"""

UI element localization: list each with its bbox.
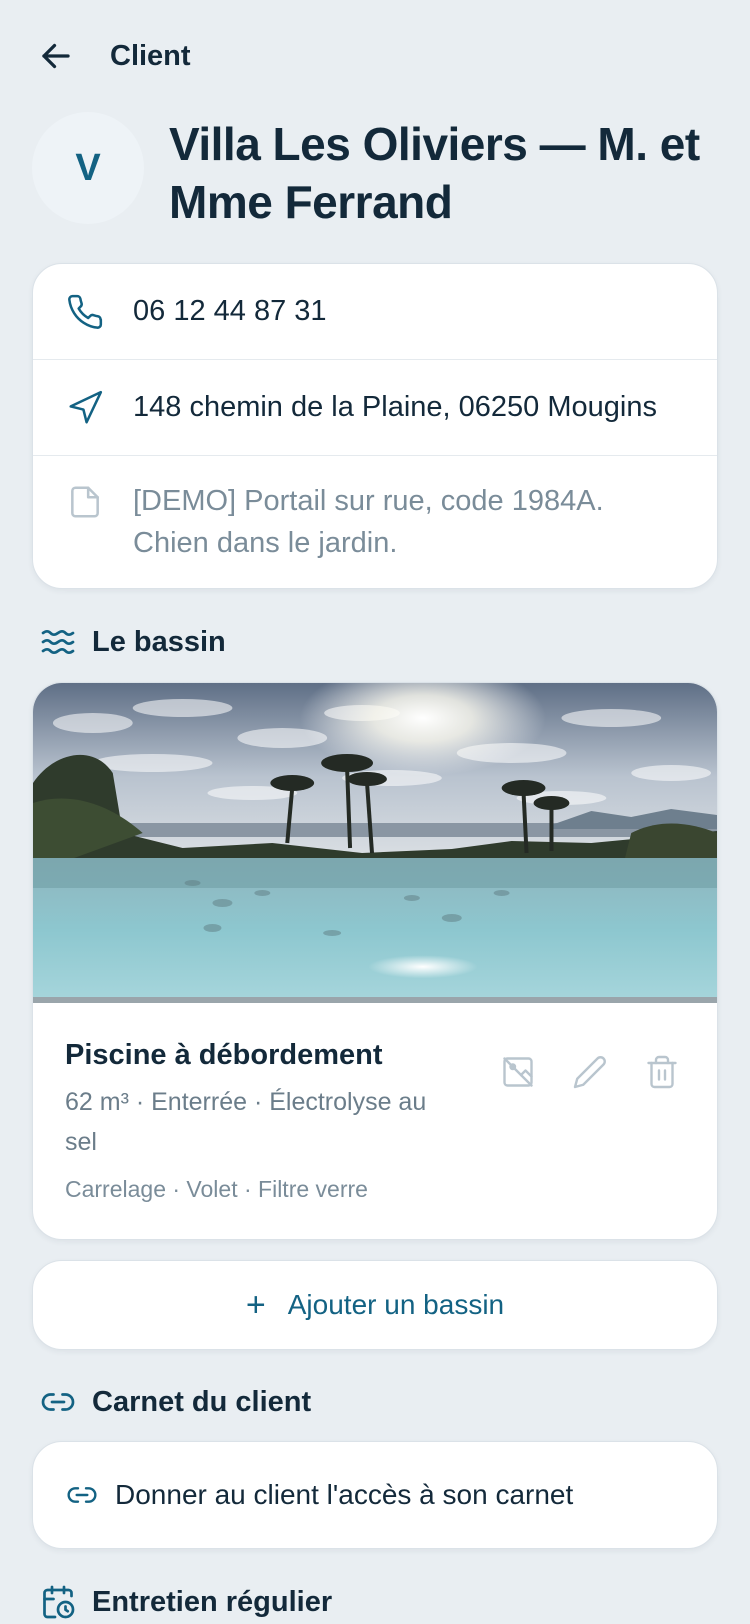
pool-actions (499, 1053, 681, 1091)
page-title: Client (110, 39, 191, 72)
back-button[interactable] (36, 36, 76, 76)
address: 148 chemin de la Plaine, 06250 Mougins (133, 391, 657, 423)
pool-card: Piscine à débordement 62 m³ · Enterrée ·… (32, 682, 718, 1240)
top-bar: Client (36, 34, 191, 78)
edit-pool-button[interactable] (571, 1053, 609, 1091)
contact-card: 06 12 44 87 31 148 chemin de la Plaine, … (32, 263, 718, 589)
client-name: Villa Les Oliviers — M. et Mme Ferrand (169, 118, 700, 228)
remove-photo-button[interactable] (499, 1053, 537, 1091)
arrow-left-icon (42, 43, 70, 69)
pool-specs: 62 m³ · Enterrée · Électrolyse au sel (65, 1088, 427, 1156)
maintenance-section-title: Entretien régulier (92, 1585, 333, 1618)
maintenance-section-header: Entretien régulier (40, 1582, 332, 1622)
delete-pool-button[interactable] (643, 1053, 681, 1091)
add-pool-label: Ajouter un bassin (287, 1289, 505, 1320)
file-icon (65, 482, 105, 522)
trash-icon (647, 1055, 677, 1089)
client-header: V Villa Les Oliviers — M. et Mme Ferrand (32, 112, 709, 231)
navigation-icon (65, 388, 105, 428)
calendar-clock-icon (40, 1584, 76, 1620)
waves-icon (40, 624, 76, 660)
notebook-section-title: Carnet du client (92, 1385, 312, 1418)
plus-icon: + (245, 1286, 266, 1324)
notebook-access-label: Donner au client l'accès à son carnet (115, 1479, 574, 1510)
link-icon (40, 1384, 76, 1420)
pool-extras: Carrelage · Volet · Filtre verre (65, 1176, 368, 1202)
client-note: [DEMO] Portail sur rue, code 1984A. Chie… (133, 485, 604, 559)
add-pool-button[interactable]: + Ajouter un bassin (32, 1260, 718, 1350)
avatar: V (32, 112, 144, 224)
phone-number: 06 12 44 87 31 (133, 295, 327, 327)
pool-details: Piscine à débordement 62 m³ · Enterrée ·… (33, 1003, 717, 1203)
pencil-icon (573, 1056, 606, 1089)
no-photo-icon (503, 1057, 533, 1087)
link-icon (65, 1478, 99, 1512)
phone-icon (65, 292, 105, 332)
client-page: Client V Villa Les Oliviers — M. et Mme … (0, 0, 750, 1624)
phone-row[interactable]: 06 12 44 87 31 (33, 264, 717, 360)
note-row: [DEMO] Portail sur rue, code 1984A. Chie… (33, 456, 717, 564)
pool-section-header: Le bassin (40, 622, 226, 662)
address-row[interactable]: 148 chemin de la Plaine, 06250 Mougins (33, 360, 717, 456)
pool-photo (33, 683, 717, 1003)
pool-section-title: Le bassin (92, 625, 226, 658)
give-notebook-access-button[interactable]: Donner au client l'accès à son carnet (32, 1441, 718, 1549)
notebook-section-header: Carnet du client (40, 1382, 311, 1422)
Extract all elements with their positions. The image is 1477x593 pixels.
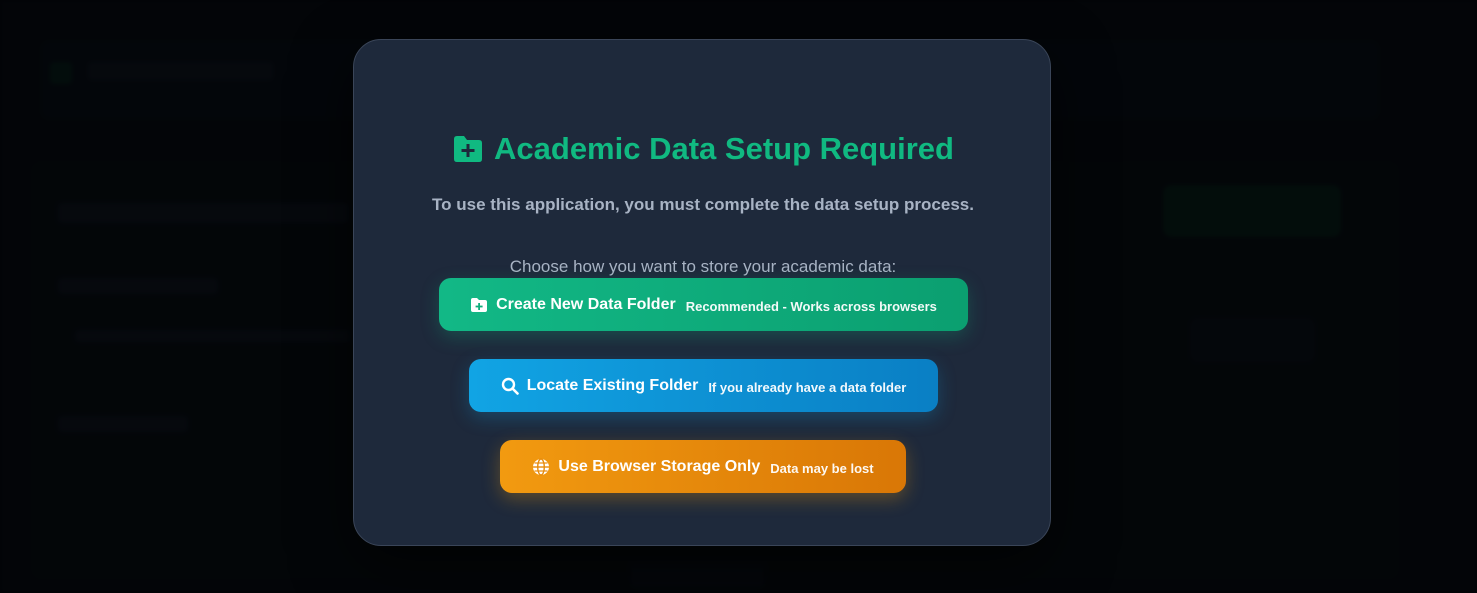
- browser-storage-sublabel: Data may be lost: [770, 461, 874, 476]
- browser-storage-label: Use Browser Storage Only: [558, 457, 761, 475]
- folder-plus-icon: [452, 135, 484, 163]
- locate-existing-folder-sublabel: If you already have a data folder: [708, 380, 907, 395]
- folder-plus-icon: [470, 296, 488, 314]
- modal-subtitle: To use this application, you must comple…: [432, 195, 974, 214]
- locate-existing-folder-label: Locate Existing Folder: [526, 376, 699, 394]
- modal-prompt: Choose how you want to store your academ…: [509, 257, 897, 276]
- modal-title: Academic Data Setup Required: [494, 131, 954, 166]
- globe-icon: [532, 457, 550, 476]
- create-new-folder-button[interactable]: Create New Data Folder Recommended - Wor…: [439, 278, 968, 331]
- locate-existing-folder-button[interactable]: Locate Existing Folder If you already ha…: [469, 359, 938, 412]
- browser-storage-button[interactable]: Use Browser Storage Only Data may be los…: [500, 440, 906, 493]
- search-icon: [501, 377, 519, 395]
- modal-title-row: Academic Data Setup Required: [354, 131, 1052, 167]
- setup-modal: Academic Data Setup Required To use this…: [353, 39, 1051, 546]
- create-new-folder-label: Create New Data Folder: [496, 295, 676, 313]
- create-new-folder-sublabel: Recommended - Works across browsers: [685, 299, 937, 314]
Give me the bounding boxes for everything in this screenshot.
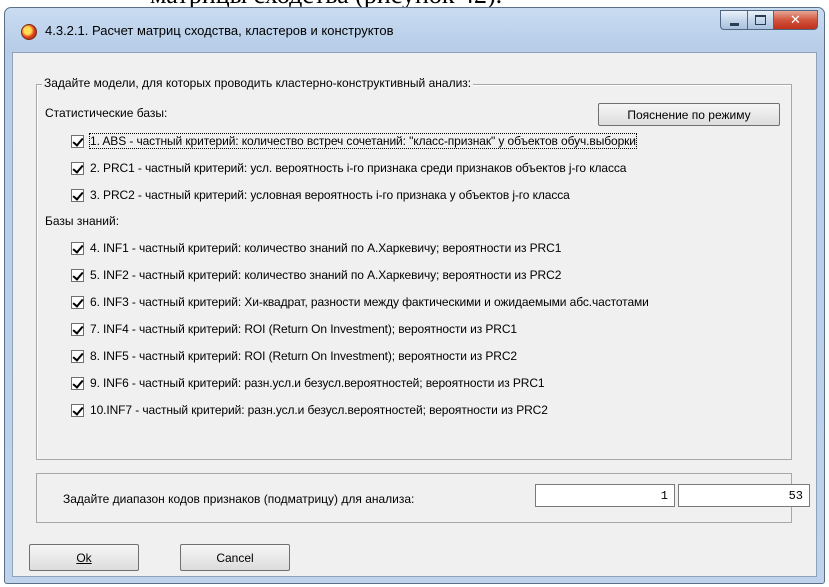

"""

▶ GIVEN INSTRUCTION: Output as a JSON list of strings, one per line, every line from the one containing "- browser-storage-sublabel: Data" through the end of the records, skipping blank lines and leaving out the pictures.

▶ ANSWER TO THE EXERCISE:
[
  "- browser-storage-sublabel: Data may be lost: [770, 461, 874, 476]",
  "- browser-storage-label: Use Browser Storage Only: [558, 457, 761, 475]",
  "- folder-plus-icon: [452, 135, 484, 163]",
  "- locate-existing-folder-sublabel: If you already have a data folder: [708, 380, 907, 395]",
  "- folder-plus-icon: [470, 296, 488, 314]",
  "- modal-subtitle: To use this application, you must comple…: [432, 195, 974, 214]",
  "- locate-existing-folder-label: Locate Existing Folder: [526, 376, 699, 394]",
  "- modal-prompt: Choose how you want to store your academ…: [509, 257, 897, 276]",
  "- modal-title: Academic Data Setup Required: [494, 131, 954, 166]",
  "- globe-icon: [532, 457, 550, 476]",
  "- create-new-folder-button[interactable]: Create New Data Folder Recommended - Wor…: [439, 278, 968, 331]",
  "- locate-existing-folder-button[interactable]: Locate Existing Folder If you already ha…: [469, 359, 938, 412]",
  "- browser-storage-button[interactable]: Use Browser Storage Only Data may be los…: [500, 440, 906, 493]",
  "- search-icon: [501, 377, 519, 395]",
  "- modal-title-row: Academic Data Setup Required: [354, 131, 1052, 167]",
  "- setup-modal: Academic Data Setup Required To use this…: [353, 39, 1051, 546]",
  "- create-new-folder-label: Create New Data Folder: [496, 295, 676, 313]",
  "- create-new-folder-sublabel: Recommended - Works across browsers: [685, 299, 937, 314]",
  "Give me the bounding boxes for everything in this screenshot."
]